══ Raw records
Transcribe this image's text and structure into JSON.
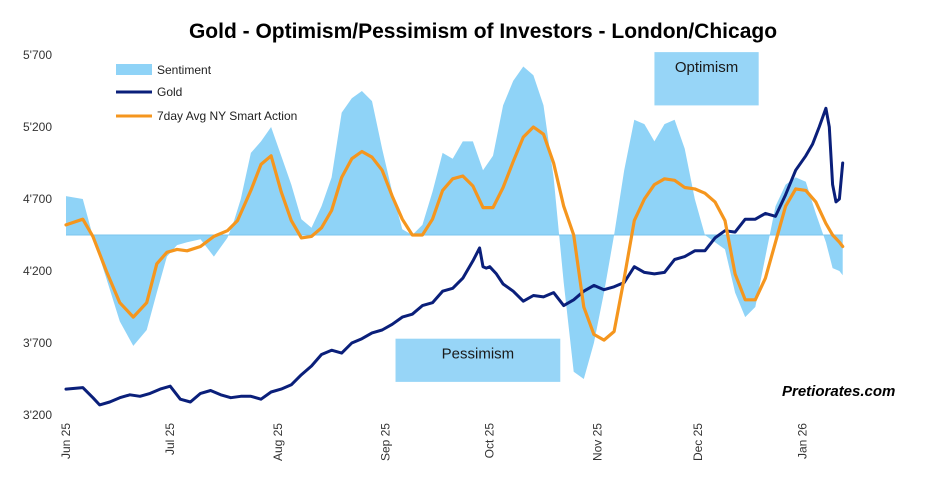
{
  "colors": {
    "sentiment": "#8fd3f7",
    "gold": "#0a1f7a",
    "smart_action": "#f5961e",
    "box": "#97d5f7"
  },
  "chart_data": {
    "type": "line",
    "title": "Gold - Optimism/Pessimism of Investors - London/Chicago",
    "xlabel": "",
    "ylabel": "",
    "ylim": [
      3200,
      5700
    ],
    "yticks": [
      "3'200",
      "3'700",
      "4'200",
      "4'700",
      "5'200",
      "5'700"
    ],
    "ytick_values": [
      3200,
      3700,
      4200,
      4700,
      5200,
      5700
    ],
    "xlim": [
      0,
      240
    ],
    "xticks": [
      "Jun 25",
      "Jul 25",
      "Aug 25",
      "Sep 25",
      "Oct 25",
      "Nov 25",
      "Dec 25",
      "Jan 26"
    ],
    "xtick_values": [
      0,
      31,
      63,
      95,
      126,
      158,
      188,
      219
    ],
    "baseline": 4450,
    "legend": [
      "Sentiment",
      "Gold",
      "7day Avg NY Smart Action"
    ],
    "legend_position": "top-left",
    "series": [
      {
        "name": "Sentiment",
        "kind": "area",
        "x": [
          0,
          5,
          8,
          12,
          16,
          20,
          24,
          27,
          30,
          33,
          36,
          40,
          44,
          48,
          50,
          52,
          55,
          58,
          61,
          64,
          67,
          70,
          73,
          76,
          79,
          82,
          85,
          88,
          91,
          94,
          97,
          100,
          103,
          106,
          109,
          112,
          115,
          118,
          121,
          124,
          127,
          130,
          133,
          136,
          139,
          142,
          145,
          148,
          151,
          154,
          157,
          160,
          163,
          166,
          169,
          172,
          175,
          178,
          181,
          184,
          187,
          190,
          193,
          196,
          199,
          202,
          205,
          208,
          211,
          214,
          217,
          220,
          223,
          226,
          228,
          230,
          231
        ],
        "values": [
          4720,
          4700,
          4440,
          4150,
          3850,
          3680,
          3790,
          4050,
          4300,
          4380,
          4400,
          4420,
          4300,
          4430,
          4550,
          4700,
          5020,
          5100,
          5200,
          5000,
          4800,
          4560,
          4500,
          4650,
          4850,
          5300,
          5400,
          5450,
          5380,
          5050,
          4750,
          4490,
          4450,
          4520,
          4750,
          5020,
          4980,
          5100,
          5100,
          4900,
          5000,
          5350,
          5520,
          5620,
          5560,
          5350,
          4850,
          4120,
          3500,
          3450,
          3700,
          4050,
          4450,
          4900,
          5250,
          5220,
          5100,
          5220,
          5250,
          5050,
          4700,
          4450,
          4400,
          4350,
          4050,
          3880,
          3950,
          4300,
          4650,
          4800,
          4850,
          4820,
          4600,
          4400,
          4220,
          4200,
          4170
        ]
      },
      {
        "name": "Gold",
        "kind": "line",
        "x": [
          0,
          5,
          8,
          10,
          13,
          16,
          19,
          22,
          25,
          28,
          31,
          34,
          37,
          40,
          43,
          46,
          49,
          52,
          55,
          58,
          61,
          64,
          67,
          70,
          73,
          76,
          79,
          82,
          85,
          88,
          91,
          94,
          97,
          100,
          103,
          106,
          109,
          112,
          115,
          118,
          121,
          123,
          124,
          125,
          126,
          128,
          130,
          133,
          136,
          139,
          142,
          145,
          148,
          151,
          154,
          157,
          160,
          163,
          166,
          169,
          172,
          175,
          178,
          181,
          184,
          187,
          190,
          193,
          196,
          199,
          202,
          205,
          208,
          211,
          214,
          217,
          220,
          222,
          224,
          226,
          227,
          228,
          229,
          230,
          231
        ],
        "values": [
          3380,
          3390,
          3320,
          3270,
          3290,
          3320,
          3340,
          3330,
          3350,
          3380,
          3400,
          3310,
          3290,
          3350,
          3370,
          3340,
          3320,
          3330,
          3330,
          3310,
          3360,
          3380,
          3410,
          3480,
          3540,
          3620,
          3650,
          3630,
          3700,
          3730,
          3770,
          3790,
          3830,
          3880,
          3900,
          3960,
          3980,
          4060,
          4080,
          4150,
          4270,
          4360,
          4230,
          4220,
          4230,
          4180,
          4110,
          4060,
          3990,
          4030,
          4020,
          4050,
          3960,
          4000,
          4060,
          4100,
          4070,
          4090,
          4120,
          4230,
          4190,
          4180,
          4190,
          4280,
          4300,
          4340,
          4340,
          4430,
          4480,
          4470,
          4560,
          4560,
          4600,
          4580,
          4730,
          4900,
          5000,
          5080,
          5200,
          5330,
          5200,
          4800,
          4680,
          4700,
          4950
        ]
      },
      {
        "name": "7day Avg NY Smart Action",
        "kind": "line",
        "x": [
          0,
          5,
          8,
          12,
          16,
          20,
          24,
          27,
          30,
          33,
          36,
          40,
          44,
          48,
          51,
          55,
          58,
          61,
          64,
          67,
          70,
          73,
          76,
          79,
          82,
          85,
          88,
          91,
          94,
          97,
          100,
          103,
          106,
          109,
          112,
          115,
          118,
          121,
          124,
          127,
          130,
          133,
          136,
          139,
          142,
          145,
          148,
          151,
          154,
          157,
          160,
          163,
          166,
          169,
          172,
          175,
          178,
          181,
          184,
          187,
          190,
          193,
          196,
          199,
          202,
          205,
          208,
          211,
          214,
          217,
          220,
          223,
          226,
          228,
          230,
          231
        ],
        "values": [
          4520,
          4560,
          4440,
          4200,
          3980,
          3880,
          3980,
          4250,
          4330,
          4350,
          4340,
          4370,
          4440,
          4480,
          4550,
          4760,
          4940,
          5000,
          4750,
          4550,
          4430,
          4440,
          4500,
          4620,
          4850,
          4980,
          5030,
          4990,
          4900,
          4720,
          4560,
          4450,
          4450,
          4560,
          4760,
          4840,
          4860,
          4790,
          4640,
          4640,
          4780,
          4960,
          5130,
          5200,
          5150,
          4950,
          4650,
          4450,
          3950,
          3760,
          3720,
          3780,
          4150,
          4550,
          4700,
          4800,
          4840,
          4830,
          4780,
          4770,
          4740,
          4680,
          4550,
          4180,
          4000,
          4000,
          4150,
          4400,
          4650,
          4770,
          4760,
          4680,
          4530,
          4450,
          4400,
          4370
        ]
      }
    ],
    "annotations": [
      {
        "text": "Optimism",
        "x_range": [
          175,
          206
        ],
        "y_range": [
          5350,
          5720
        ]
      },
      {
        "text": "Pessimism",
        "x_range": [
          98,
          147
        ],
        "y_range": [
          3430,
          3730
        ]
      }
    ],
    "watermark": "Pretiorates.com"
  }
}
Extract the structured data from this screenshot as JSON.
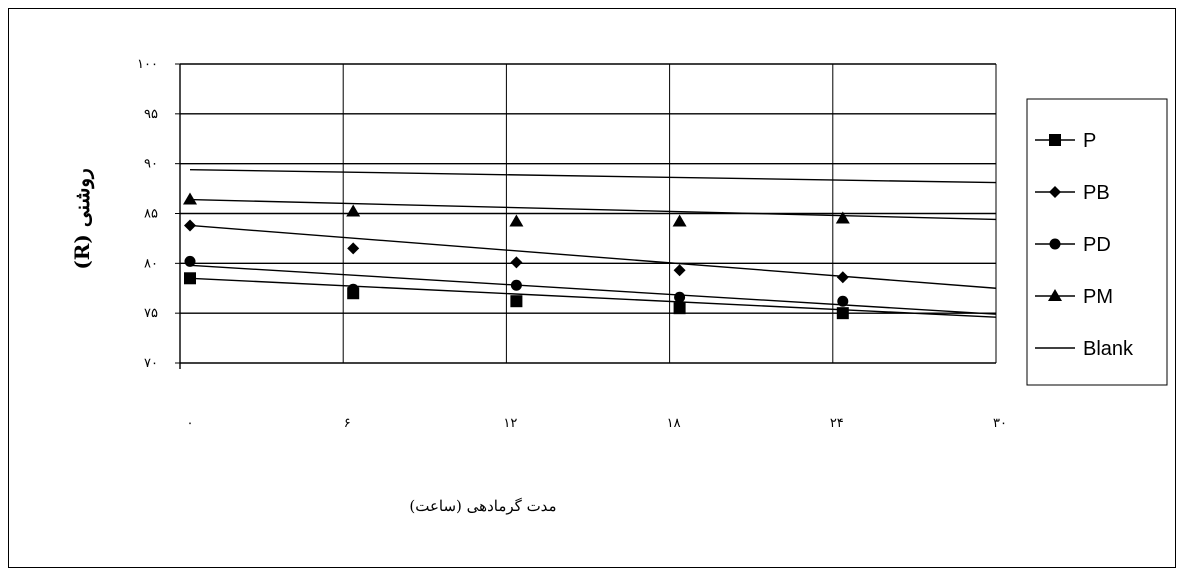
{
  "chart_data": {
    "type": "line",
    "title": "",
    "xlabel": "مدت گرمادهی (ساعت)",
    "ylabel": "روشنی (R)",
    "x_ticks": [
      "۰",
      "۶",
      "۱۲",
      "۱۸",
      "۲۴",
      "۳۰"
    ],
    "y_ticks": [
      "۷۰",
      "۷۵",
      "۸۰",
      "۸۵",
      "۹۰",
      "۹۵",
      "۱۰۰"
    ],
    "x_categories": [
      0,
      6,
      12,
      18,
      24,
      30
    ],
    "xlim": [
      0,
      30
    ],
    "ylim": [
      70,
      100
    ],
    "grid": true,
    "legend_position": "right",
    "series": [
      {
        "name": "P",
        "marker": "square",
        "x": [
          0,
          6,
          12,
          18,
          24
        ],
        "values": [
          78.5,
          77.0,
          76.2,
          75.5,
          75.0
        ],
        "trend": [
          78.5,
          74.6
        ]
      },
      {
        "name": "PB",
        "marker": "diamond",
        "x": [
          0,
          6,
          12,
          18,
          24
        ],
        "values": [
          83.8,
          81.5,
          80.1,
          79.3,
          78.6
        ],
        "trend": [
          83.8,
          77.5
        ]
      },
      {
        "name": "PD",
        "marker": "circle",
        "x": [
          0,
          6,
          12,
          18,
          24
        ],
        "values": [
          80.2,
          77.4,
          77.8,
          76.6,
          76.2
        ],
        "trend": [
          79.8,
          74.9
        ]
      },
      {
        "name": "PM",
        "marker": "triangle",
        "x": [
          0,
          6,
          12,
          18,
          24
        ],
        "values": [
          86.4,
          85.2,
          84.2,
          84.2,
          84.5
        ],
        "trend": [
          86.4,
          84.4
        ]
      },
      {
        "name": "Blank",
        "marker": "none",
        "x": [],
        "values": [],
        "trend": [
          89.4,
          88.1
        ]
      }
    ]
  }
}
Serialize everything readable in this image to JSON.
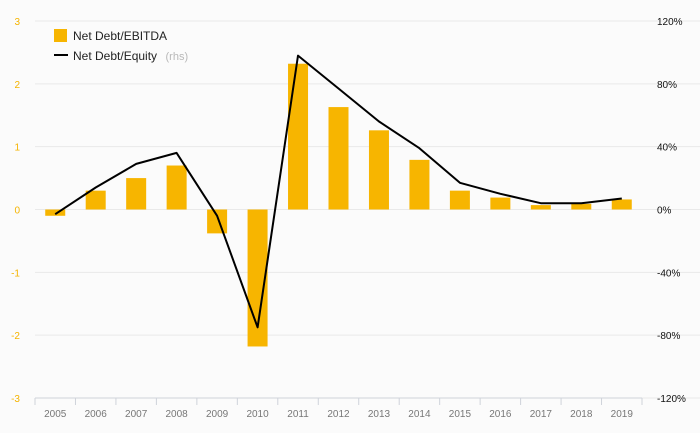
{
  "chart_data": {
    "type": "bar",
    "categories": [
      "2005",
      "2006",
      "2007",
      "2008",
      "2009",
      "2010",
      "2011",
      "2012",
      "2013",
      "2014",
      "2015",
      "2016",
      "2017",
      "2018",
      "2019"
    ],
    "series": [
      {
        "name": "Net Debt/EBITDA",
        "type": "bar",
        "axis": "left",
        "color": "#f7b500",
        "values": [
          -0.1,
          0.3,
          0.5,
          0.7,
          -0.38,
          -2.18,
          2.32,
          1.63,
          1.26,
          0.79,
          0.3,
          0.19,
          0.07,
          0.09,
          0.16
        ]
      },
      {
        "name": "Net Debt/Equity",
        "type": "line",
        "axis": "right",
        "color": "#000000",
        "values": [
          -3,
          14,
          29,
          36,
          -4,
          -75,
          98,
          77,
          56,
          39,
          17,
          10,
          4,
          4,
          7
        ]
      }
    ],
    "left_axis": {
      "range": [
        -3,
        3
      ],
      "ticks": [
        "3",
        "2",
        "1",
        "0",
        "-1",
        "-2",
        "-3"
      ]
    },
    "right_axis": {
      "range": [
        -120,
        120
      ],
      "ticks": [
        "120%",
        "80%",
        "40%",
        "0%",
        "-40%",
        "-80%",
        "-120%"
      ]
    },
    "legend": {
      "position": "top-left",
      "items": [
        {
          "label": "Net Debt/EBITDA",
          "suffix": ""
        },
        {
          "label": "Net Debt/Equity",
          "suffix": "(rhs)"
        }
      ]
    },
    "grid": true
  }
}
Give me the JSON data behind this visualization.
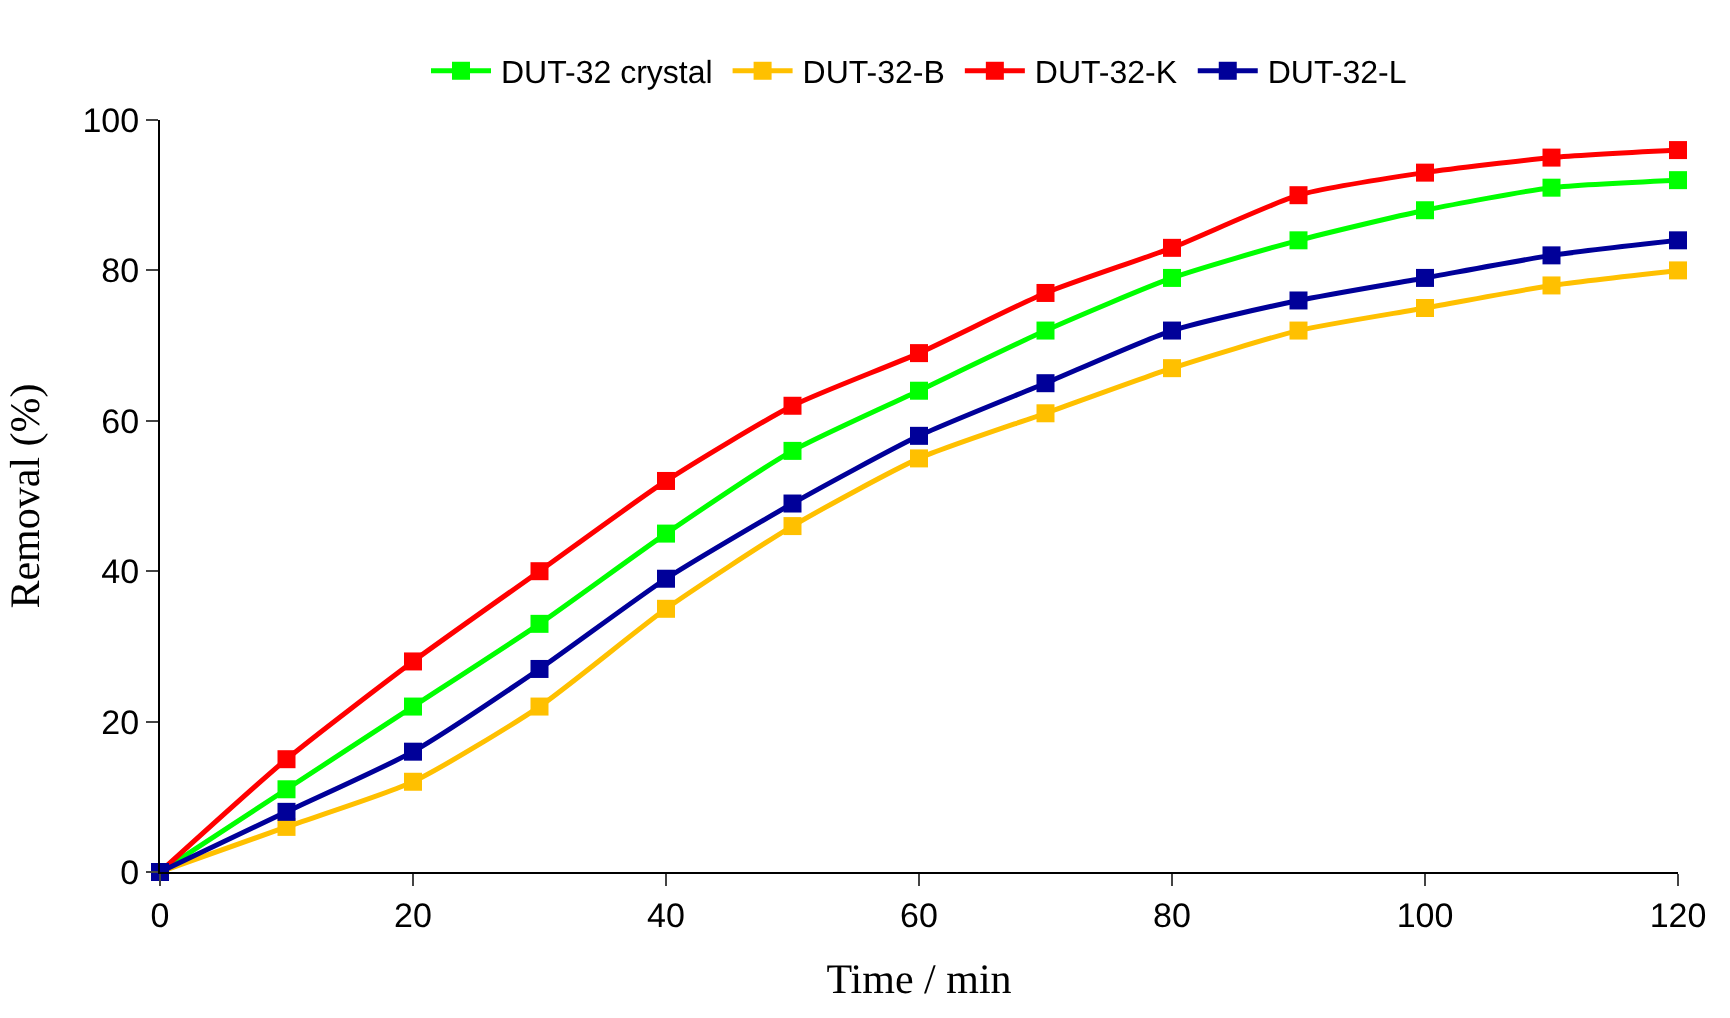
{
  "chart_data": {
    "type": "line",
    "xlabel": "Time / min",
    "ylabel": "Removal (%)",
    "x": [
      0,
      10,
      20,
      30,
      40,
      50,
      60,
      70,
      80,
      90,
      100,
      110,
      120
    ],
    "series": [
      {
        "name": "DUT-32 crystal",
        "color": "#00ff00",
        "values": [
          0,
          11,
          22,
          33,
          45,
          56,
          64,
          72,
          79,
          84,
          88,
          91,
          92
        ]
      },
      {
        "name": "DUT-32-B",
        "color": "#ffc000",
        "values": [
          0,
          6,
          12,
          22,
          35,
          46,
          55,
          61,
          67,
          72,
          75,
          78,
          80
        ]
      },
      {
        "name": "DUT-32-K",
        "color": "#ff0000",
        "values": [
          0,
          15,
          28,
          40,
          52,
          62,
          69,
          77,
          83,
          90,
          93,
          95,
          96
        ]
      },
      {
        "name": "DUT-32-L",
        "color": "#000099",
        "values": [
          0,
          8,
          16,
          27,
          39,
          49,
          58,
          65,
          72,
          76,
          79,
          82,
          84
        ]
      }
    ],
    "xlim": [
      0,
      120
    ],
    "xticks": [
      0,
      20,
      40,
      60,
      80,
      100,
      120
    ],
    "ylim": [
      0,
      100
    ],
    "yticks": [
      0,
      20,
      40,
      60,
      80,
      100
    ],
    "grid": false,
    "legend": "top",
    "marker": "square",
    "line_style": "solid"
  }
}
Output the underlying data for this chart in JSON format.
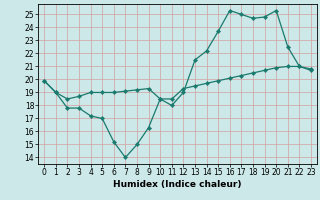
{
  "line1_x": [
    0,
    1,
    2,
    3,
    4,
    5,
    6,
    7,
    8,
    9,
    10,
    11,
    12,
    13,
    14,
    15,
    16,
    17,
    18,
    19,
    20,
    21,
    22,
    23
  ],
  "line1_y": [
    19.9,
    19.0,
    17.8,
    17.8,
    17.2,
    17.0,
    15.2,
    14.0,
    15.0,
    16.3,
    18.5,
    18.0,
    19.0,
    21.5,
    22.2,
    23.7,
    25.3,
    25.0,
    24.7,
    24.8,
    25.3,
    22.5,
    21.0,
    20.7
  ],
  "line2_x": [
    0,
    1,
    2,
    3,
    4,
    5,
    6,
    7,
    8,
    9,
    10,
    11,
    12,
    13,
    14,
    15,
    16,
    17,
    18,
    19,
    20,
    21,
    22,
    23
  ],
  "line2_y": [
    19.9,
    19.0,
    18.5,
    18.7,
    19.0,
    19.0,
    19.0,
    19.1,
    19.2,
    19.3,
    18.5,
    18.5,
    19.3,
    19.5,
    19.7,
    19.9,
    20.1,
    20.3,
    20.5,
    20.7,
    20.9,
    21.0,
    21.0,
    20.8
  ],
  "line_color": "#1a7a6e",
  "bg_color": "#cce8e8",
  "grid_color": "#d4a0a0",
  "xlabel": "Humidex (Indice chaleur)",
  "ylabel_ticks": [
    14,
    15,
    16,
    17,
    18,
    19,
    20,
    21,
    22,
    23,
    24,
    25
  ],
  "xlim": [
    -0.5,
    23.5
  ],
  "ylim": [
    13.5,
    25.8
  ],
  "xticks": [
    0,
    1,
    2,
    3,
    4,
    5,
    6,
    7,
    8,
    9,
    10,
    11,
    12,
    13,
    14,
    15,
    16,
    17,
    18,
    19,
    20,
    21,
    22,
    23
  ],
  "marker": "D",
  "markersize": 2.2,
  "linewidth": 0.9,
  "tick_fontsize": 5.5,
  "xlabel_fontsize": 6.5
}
════
Work through the records line by line and tally those with the word "EBITDA". Report only the total.

2